What you need to do ▸
Return the number of lines holding "text", with nothing added.

Data extract ▸
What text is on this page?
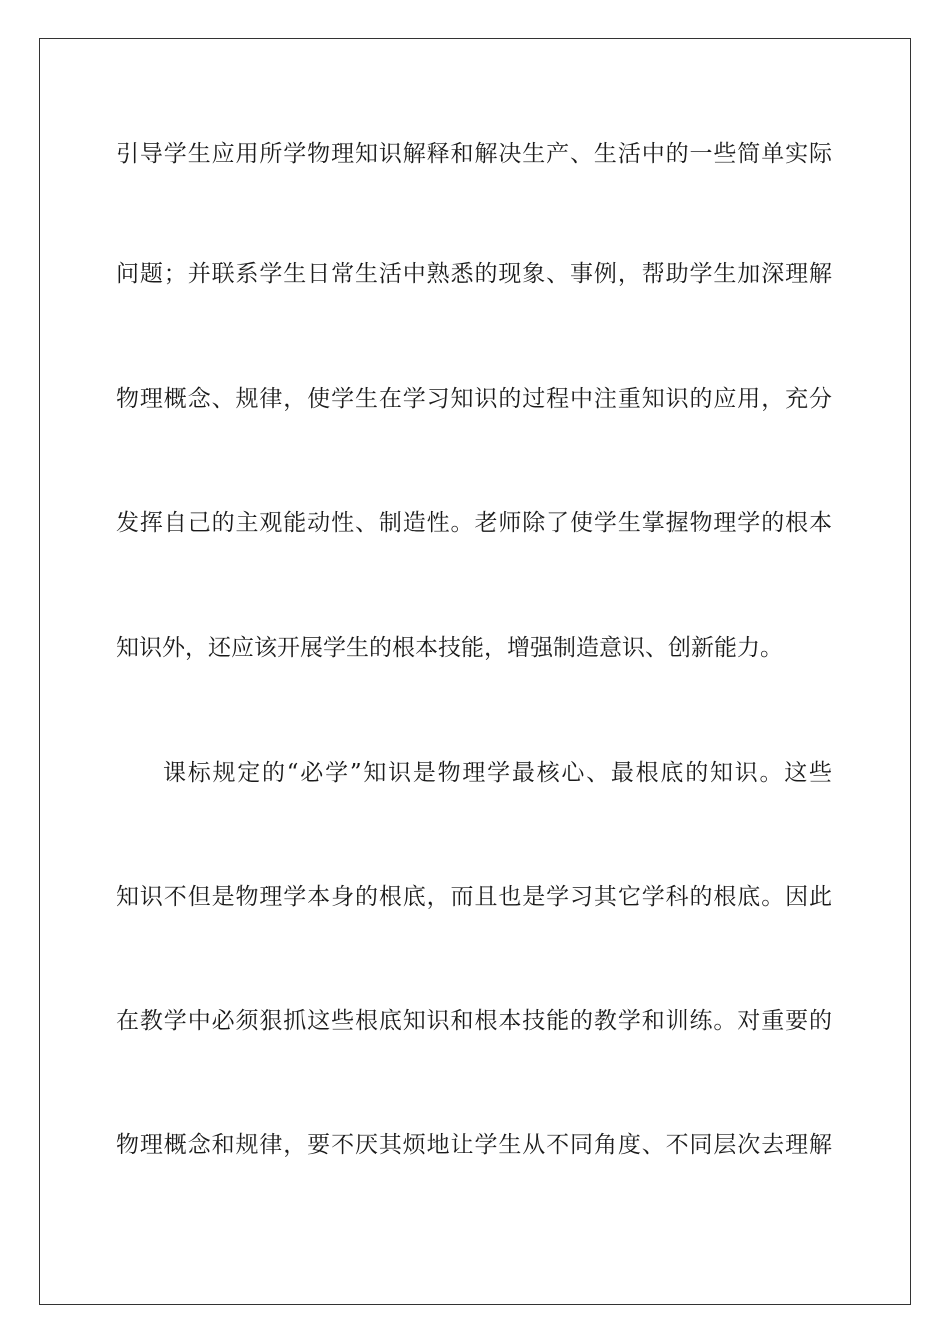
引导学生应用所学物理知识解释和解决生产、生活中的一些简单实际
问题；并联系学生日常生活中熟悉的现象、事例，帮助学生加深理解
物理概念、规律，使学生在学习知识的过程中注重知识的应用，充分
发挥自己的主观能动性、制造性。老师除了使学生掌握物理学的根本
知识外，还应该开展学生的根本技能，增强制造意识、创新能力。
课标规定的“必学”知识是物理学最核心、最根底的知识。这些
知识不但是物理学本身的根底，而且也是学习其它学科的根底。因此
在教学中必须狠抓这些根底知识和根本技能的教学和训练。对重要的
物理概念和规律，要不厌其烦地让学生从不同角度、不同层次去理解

* * *

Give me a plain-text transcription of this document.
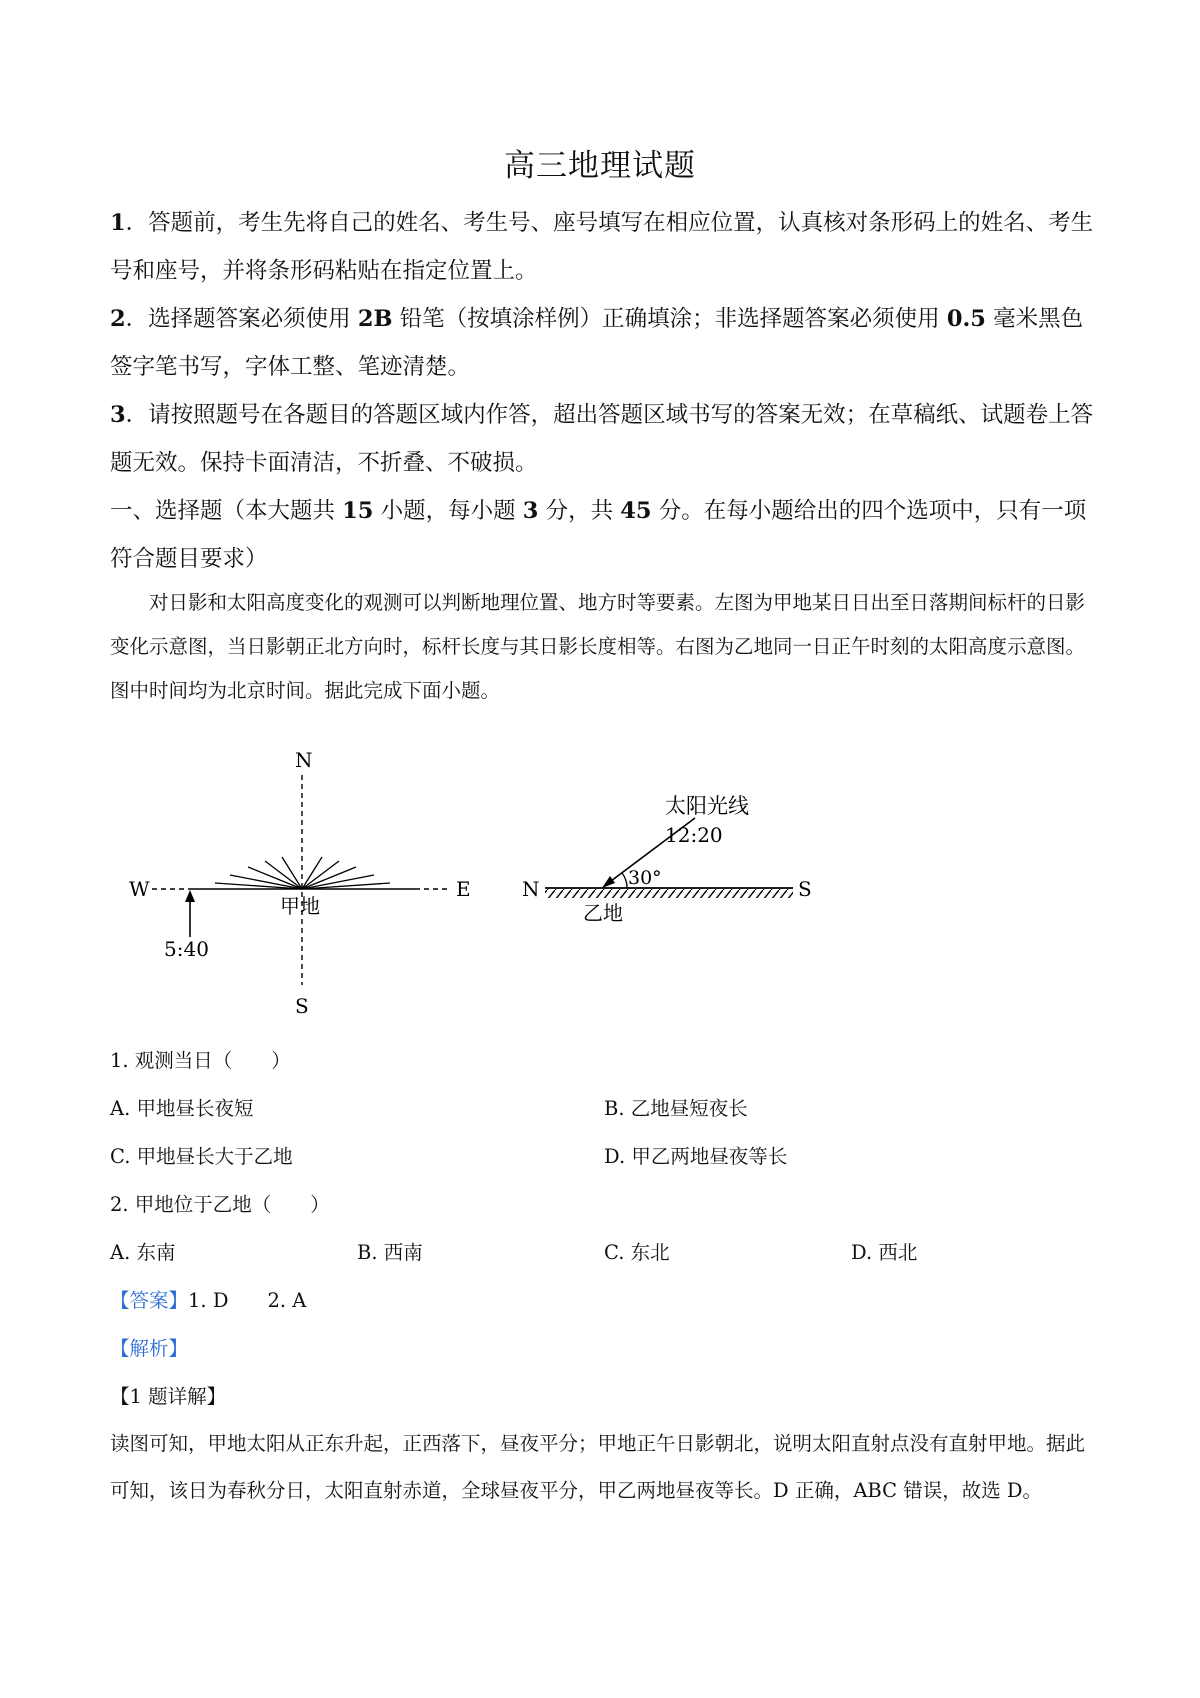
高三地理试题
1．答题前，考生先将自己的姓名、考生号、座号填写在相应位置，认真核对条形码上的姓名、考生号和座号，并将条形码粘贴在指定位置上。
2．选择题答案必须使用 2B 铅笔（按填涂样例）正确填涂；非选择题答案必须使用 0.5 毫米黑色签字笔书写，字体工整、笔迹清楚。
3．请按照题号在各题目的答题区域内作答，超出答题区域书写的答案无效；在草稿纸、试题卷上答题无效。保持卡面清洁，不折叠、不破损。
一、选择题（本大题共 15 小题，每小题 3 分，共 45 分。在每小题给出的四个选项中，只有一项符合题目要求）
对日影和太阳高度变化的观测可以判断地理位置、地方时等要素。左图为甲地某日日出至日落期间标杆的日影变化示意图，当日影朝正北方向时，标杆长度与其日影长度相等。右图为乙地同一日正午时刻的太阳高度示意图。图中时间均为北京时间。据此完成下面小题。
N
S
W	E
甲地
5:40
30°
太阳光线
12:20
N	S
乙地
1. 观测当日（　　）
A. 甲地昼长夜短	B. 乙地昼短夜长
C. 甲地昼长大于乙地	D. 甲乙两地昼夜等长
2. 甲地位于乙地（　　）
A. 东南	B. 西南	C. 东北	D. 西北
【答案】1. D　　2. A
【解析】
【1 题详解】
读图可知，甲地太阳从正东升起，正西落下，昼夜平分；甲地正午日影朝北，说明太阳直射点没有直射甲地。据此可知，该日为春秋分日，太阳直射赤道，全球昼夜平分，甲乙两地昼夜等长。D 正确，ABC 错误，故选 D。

Correct output ▸
2